SOURCE EXTRACT below:

Wow, after that second strike I was ready to give up on Vlad, but thankfully Jeter can't go to his left, and it's a basehit and a tie game! Now 12 runs without a homerun. Time for a homer, Kendry! 3-1 count. And the ball's ripped into right field! "And here comes Torii Hunter! And the Angels are back on top!" Izturis is up but McCarver's still questioning the 1-2 fastball to Vlad.
7:58: Top of the 8th, 7-6, Angels, and Jared Weaver's knocking 'em down. If he keeps doing it, they should let him stay in. Love the Angels' fans booing Jeter every time he comes up. Yanks got four outs left. Yes! Fastball down the pike and Jeter coudn't catch up! Three outs left. LEAVE WEAVER IN!
8:09: So nice to see Joba the Hutt. And it's a lead-off double! Hope the Yanks don't bring in VETO power. Might not matter since the Angels continue to bunt away outs. If they can get the bunts down. And now Eric Eybar sends one up the middle but Cano gets to it. Can't get Eybar at first but it prevents a run from scoring. And, uh-oh, VETO power is up and throwing. So the Yankees stall...and stall... and stall... and then bring him in. The last no. 42 in Major League Baseball. Let's see if the Angels can at least get that one big run in.

End of SOURCE EXTRACT.
EXTRACTED ENTRIES below:

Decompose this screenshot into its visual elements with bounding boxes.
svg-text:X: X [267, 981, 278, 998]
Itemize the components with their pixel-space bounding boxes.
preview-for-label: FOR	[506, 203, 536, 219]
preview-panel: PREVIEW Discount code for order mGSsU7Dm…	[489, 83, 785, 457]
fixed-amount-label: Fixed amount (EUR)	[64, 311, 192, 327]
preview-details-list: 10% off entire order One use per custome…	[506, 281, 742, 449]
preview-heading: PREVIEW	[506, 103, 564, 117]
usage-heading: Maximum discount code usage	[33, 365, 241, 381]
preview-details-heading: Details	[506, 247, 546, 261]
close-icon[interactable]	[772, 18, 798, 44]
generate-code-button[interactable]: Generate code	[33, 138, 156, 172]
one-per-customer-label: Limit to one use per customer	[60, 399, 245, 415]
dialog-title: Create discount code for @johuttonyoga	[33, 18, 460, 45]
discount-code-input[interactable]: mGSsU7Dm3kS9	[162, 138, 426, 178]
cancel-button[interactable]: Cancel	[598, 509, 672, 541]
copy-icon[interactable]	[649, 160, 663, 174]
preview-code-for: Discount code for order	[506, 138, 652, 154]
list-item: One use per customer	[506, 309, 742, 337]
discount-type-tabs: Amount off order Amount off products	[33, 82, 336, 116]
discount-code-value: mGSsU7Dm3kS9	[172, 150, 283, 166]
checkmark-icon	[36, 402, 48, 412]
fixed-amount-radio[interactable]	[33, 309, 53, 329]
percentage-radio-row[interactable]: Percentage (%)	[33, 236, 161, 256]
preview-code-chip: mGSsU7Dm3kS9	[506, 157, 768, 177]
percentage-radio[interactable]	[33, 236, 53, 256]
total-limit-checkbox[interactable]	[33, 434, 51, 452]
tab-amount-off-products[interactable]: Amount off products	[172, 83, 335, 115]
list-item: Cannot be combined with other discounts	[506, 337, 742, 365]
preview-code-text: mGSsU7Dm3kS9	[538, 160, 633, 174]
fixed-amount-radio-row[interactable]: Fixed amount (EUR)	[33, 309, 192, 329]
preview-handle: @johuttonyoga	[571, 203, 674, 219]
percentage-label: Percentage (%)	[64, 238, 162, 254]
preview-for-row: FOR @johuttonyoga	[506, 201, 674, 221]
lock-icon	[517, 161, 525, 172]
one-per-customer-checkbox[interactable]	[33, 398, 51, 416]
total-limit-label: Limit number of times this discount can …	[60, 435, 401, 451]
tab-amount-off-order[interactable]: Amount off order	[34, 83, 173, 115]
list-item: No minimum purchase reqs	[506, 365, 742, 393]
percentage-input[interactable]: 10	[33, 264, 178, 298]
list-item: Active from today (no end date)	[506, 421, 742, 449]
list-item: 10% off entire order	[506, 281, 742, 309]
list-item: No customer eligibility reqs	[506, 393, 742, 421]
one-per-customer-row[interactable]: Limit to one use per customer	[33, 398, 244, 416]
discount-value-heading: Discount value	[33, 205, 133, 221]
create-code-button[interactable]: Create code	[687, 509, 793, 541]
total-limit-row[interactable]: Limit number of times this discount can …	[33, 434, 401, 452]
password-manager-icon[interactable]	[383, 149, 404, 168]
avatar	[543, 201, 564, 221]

End of EXTRACTED ENTRIES.

● **WORK REQUEST A**: In the game blog, what is the score at the top of the 8th?
● **WORK REQUEST B**: From the game blog, reproduce the part that opens with the words containing "8:09: So nice" and closes with "big run in.".

● **WRITTEN RESPONSE A**: 7-6, Angels.

● **WRITTEN RESPONSE B**:
8:09: So nice to see Joba the Hutt. And it's a lead-off double! Hope the Yanks don't bring in VETO power. Might not matter since the Angels continue to bunt away outs. If they can get the bunts down. And now Eric Eybar sends one up the middle but Cano gets to it. Can't get Eybar at first but it prevents a run from scoring. And, uh-oh, VETO power is up and throwing. So the Yankees stall...and stall... and stall... and then bring him in. The last no. 42 in Major League Baseball. Let's see if the Angels can at least get that one big run in.